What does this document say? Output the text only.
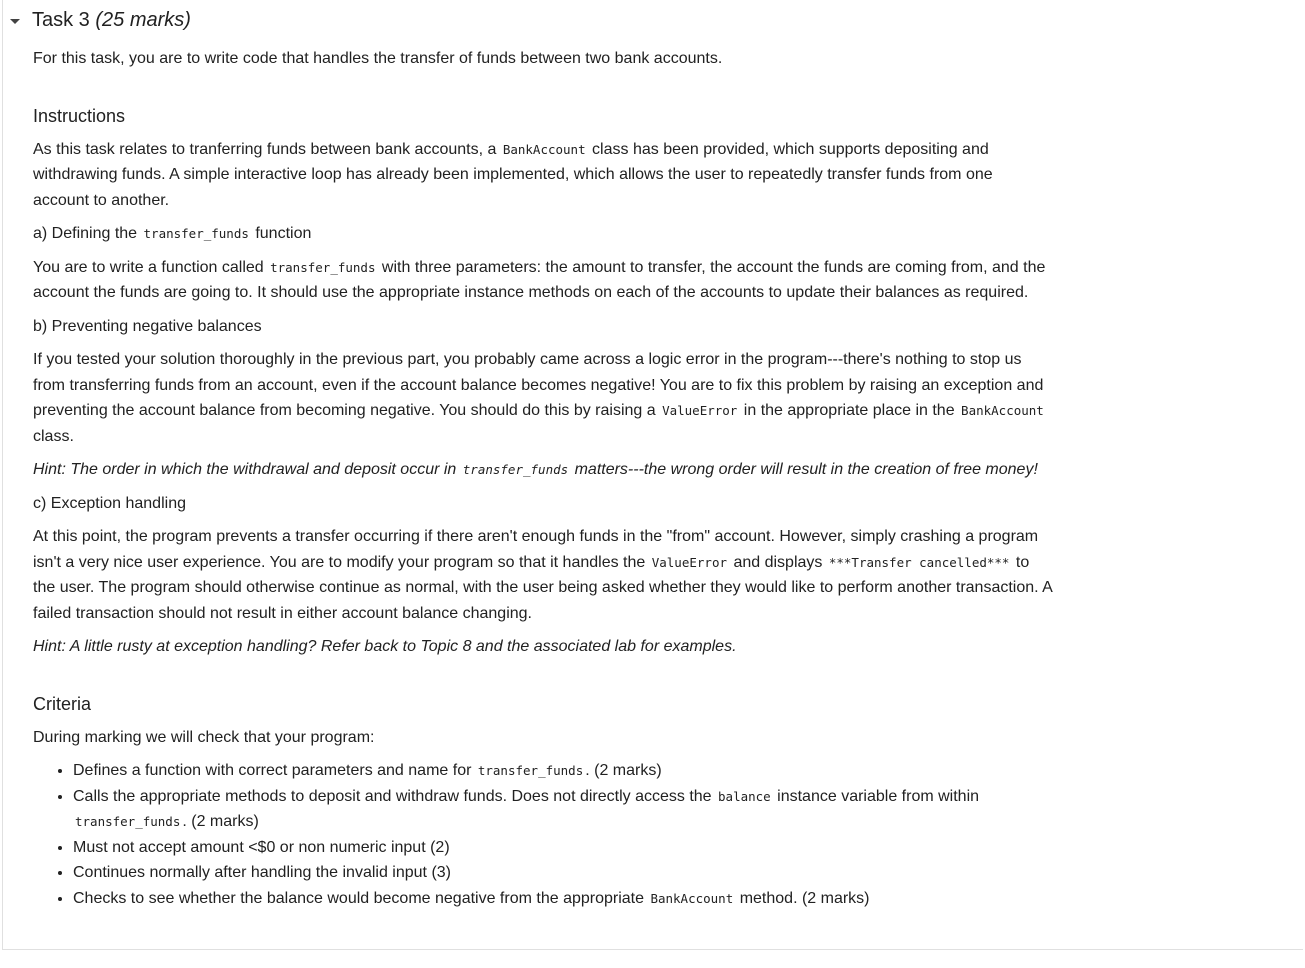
Task 3 (25 marks)

For this task, you are to write code that handles the transfer of funds between two bank accounts.

Instructions

As this task relates to tranferring funds between bank accounts, a BankAccount class has been provided, which supports depositing and withdrawing funds. A simple interactive loop has already been implemented, which allows the user to repeatedly transfer funds from one account to another.

a) Defining the transfer_funds function

You are to write a function called transfer_funds with three parameters: the amount to transfer, the account the funds are coming from, and the account the funds are going to. It should use the appropriate instance methods on each of the accounts to update their balances as required.

b) Preventing negative balances

If you tested your solution thoroughly in the previous part, you probably came across a logic error in the program---there's nothing to stop us from transferring funds from an account, even if the account balance becomes negative! You are to fix this problem by raising an exception and preventing the account balance from becoming negative. You should do this by raising a ValueError in the appropriate place in the BankAccount class.

Hint: The order in which the withdrawal and deposit occur in transfer_funds matters---the wrong order will result in the creation of free money!

c) Exception handling

At this point, the program prevents a transfer occurring if there aren't enough funds in the "from" account. However, simply crashing a program isn't a very nice user experience. You are to modify your program so that it handles the ValueError and displays ***Transfer cancelled*** to the user. The program should otherwise continue as normal, with the user being asked whether they would like to perform another transaction. A failed transaction should not result in either account balance changing.

Hint: A little rusty at exception handling? Refer back to Topic 8 and the associated lab for examples.

Criteria

During marking we will check that your program:

• Defines a function with correct parameters and name for transfer_funds . (2 marks)
• Calls the appropriate methods to deposit and withdraw funds. Does not directly access the balance instance variable from within transfer_funds . (2 marks)
• Must not accept amount <$0 or non numeric input (2)
• Continues normally after handling the invalid input (3)
• Checks to see whether the balance would become negative from the appropriate BankAccount method. (2 marks)
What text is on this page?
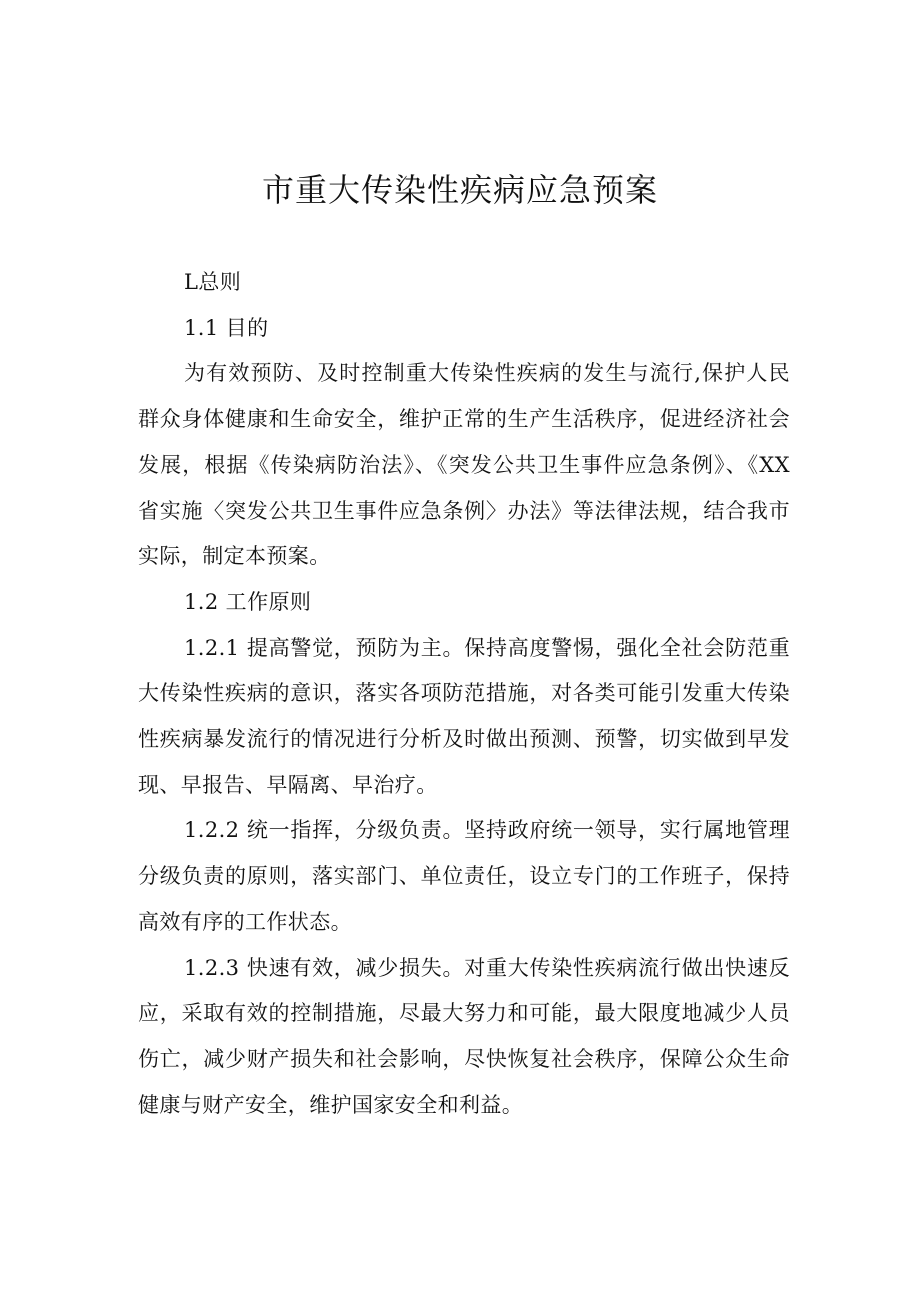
市重大传染性疾病应急预案

L总则

1.1 目的

为有效预防、及时控制重大传染性疾病的发生与流行,保护人民群众身体健康和生命安全，维护正常的生产生活秩序，促进经济社会发展，根据《传染病防治法》、《突发公共卫生事件应急条例》、《XX省实施〈突发公共卫生事件应急条例〉办法》等法律法规，结合我市实际，制定本预案。

1.2 工作原则

1.2.1 提高警觉，预防为主。保持高度警惕，强化全社会防范重大传染性疾病的意识，落实各项防范措施，对各类可能引发重大传染性疾病暴发流行的情况进行分析及时做出预测、预警，切实做到早发现、早报告、早隔离、早治疗。

1.2.2 统一指挥，分级负责。坚持政府统一领导，实行属地管理分级负责的原则，落实部门、单位责任，设立专门的工作班子，保持高效有序的工作状态。

1.2.3 快速有效，减少损失。对重大传染性疾病流行做出快速反应，采取有效的控制措施，尽最大努力和可能，最大限度地减少人员伤亡，减少财产损失和社会影响，尽快恢复社会秩序，保障公众生命健康与财产安全，维护国家安全和利益。
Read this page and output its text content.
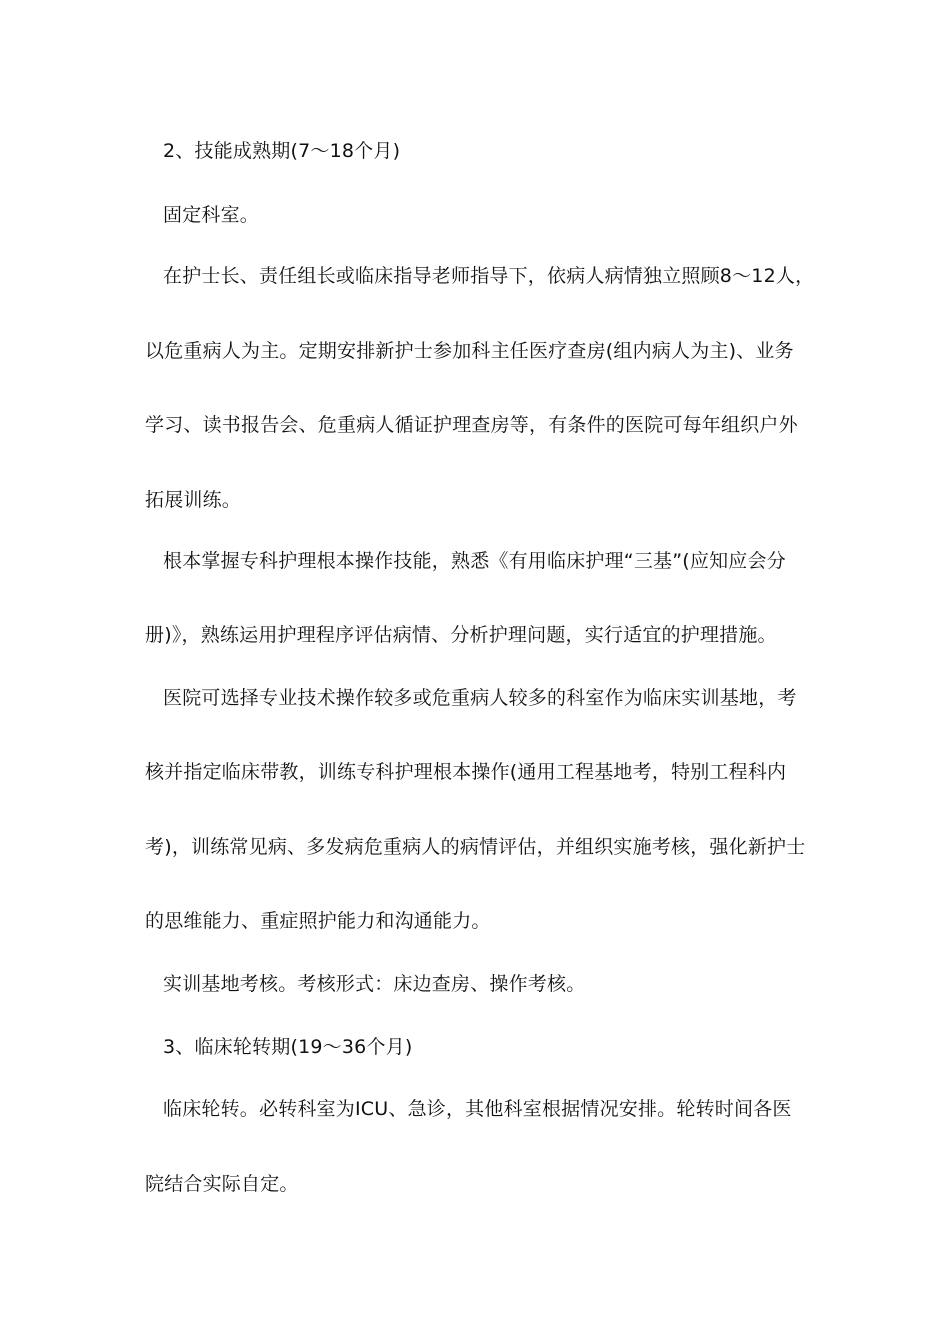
2、技能成熟期(7～18个月)
固定科室。
在护士长、责任组长或临床指导老师指导下，依病人病情独立照顾8～12人，
以危重病人为主。定期安排新护士参加科主任医疗查房(组内病人为主)、业务
学习、读书报告会、危重病人循证护理查房等，有条件的医院可每年组织户外
拓展训练。
根本掌握专科护理根本操作技能，熟悉《有用临床护理“三基”(应知应会分
册)》，熟练运用护理程序评估病情、分析护理问题，实行适宜的护理措施。
医院可选择专业技术操作较多或危重病人较多的科室作为临床实训基地，考
核并指定临床带教，训练专科护理根本操作(通用工程基地考，特别工程科内
考)，训练常见病、多发病危重病人的病情评估，并组织实施考核，强化新护士
的思维能力、重症照护能力和沟通能力。
实训基地考核。考核形式：床边查房、操作考核。
3、临床轮转期(19～36个月)
临床轮转。必转科室为ICU、急诊，其他科室根据情况安排。轮转时间各医
院结合实际自定。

——

**What the exercise asks:** Each record above should come back exactly the same, only without its pictures.

**Solved problem:**
What does this document say? Output the text only.
Task 3 (25 marks)

For this task, you are to write code that handles the transfer of funds between two bank accounts.

Instructions

As this task relates to tranferring funds between bank accounts, a BankAccount class has been provided, which supports depositing and withdrawing funds. A simple interactive loop has already been implemented, which allows the user to repeatedly transfer funds from one account to another.

a) Defining the transfer_funds function

You are to write a function called transfer_funds with three parameters: the amount to transfer, the account the funds are coming from, and the account the funds are going to. It should use the appropriate instance methods on each of the accounts to update their balances as required.

b) Preventing negative balances

If you tested your solution thoroughly in the previous part, you probably came across a logic error in the program---there's nothing to stop us from transferring funds from an account, even if the account balance becomes negative! You are to fix this problem by raising an exception and preventing the account balance from becoming negative. You should do this by raising a ValueError in the appropriate place in the BankAccount class.

Hint: The order in which the withdrawal and deposit occur in transfer_funds matters---the wrong order will result in the creation of free money!

c) Exception handling

At this point, the program prevents a transfer occurring if there aren't enough funds in the "from" account. However, simply crashing a program isn't a very nice user experience. You are to modify your program so that it handles the ValueError and displays ***Transfer cancelled*** to the user. The program should otherwise continue as normal, with the user being asked whether they would like to perform another transaction. A failed transaction should not result in either account balance changing.

Hint: A little rusty at exception handling? Refer back to Topic 8 and the associated lab for examples.

Criteria

During marking we will check that your program:

• Defines a function with correct parameters and name for transfer_funds . (2 marks)
• Calls the appropriate methods to deposit and withdraw funds. Does not directly access the balance instance variable from within transfer_funds . (2 marks)
• Must not accept amount <$0 or non numeric input (2)
• Continues normally after handling the invalid input (3)
• Checks to see whether the balance would become negative from the appropriate BankAccount method. (2 marks)
What text is on this page?
市重大传染性疾病应急预案

L总则

1.1 目的

为有效预防、及时控制重大传染性疾病的发生与流行,保护人民群众身体健康和生命安全，维护正常的生产生活秩序，促进经济社会发展，根据《传染病防治法》、《突发公共卫生事件应急条例》、《XX省实施〈突发公共卫生事件应急条例〉办法》等法律法规，结合我市实际，制定本预案。

1.2 工作原则

1.2.1 提高警觉，预防为主。保持高度警惕，强化全社会防范重大传染性疾病的意识，落实各项防范措施，对各类可能引发重大传染性疾病暴发流行的情况进行分析及时做出预测、预警，切实做到早发现、早报告、早隔离、早治疗。

1.2.2 统一指挥，分级负责。坚持政府统一领导，实行属地管理分级负责的原则，落实部门、单位责任，设立专门的工作班子，保持高效有序的工作状态。

1.2.3 快速有效，减少损失。对重大传染性疾病流行做出快速反应，采取有效的控制措施，尽最大努力和可能，最大限度地减少人员伤亡，减少财产损失和社会影响，尽快恢复社会秩序，保障公众生命健康与财产安全，维护国家安全和利益。
Read this page and output its text content.
2、技能成熟期(7～18个月)
固定科室。
在护士长、责任组长或临床指导老师指导下，依病人病情独立照顾8～12人，
以危重病人为主。定期安排新护士参加科主任医疗查房(组内病人为主)、业务
学习、读书报告会、危重病人循证护理查房等，有条件的医院可每年组织户外
拓展训练。
根本掌握专科护理根本操作技能，熟悉《有用临床护理“三基”(应知应会分
册)》，熟练运用护理程序评估病情、分析护理问题，实行适宜的护理措施。
医院可选择专业技术操作较多或危重病人较多的科室作为临床实训基地，考
核并指定临床带教，训练专科护理根本操作(通用工程基地考，特别工程科内
考)，训练常见病、多发病危重病人的病情评估，并组织实施考核，强化新护士
的思维能力、重症照护能力和沟通能力。
实训基地考核。考核形式：床边查房、操作考核。
3、临床轮转期(19～36个月)
临床轮转。必转科室为ICU、急诊，其他科室根据情况安排。轮转时间各医
院结合实际自定。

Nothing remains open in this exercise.